GIVEN DATA:
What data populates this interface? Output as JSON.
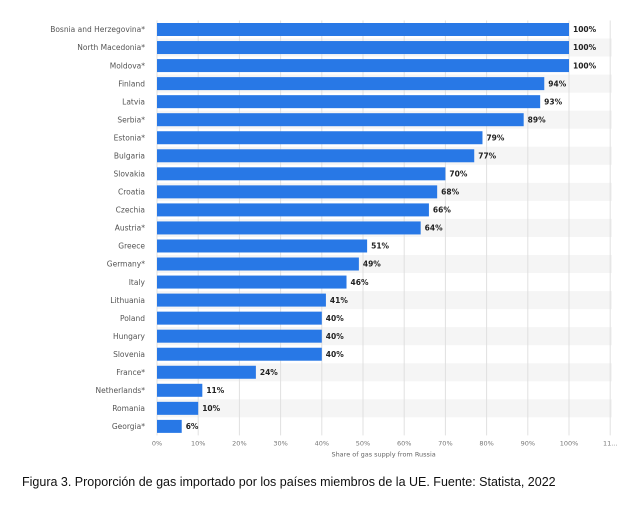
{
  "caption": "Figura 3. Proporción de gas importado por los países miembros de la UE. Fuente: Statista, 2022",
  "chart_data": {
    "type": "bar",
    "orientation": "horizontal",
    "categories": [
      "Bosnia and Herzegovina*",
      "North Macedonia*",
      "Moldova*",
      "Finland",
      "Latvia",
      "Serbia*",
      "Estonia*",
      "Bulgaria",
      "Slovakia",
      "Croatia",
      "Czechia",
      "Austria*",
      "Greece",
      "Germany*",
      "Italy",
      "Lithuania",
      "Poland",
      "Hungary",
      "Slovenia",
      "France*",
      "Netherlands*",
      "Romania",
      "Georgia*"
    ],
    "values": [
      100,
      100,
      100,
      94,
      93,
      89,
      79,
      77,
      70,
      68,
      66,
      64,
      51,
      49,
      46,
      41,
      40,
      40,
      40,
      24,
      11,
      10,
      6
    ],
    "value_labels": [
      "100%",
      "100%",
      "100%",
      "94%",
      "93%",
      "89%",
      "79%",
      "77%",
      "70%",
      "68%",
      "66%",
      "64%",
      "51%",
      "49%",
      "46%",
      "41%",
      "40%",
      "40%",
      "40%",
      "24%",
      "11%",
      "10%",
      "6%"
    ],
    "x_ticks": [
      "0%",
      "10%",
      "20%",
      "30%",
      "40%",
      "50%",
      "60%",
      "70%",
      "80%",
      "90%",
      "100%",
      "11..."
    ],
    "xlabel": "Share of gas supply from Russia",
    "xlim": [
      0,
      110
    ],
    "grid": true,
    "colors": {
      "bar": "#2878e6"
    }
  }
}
* * *
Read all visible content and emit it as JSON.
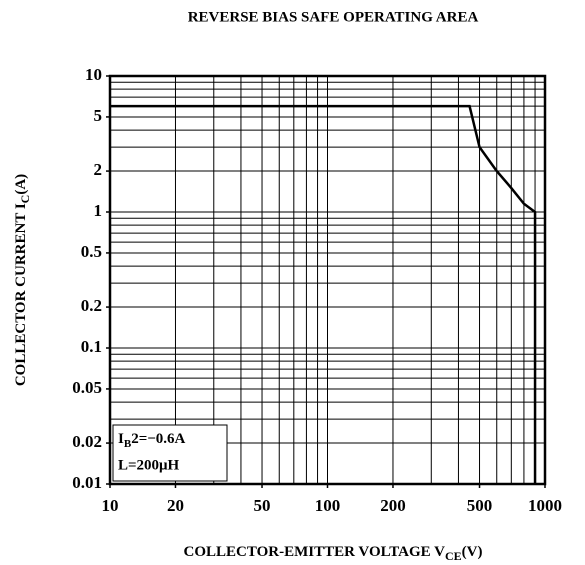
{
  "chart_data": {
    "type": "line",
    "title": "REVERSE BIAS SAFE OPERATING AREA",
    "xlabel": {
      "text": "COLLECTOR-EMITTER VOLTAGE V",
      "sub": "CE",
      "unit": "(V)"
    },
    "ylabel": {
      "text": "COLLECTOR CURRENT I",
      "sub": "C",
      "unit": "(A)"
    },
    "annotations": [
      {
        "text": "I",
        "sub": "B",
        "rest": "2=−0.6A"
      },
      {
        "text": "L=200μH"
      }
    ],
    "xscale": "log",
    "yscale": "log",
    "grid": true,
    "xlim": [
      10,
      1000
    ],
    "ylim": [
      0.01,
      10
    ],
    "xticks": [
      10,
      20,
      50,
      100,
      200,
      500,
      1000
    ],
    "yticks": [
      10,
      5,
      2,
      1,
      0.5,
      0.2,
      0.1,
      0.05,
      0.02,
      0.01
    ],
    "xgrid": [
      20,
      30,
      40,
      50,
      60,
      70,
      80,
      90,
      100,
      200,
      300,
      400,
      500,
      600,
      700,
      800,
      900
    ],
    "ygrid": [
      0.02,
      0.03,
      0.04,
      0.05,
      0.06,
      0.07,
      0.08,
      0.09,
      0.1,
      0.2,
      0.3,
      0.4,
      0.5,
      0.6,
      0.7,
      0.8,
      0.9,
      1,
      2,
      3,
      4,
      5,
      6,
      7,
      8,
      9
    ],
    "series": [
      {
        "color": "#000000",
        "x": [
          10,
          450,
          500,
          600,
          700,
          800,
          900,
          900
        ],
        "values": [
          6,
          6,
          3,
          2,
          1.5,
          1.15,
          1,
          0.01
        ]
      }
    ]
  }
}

GIVEN TASK: Scan the material line by line and report each one that contains "JSON".

OUTPUT FOR THIS TASK:
What data populates this interface? Output as JSON.
Read all visible content and emit it as JSON.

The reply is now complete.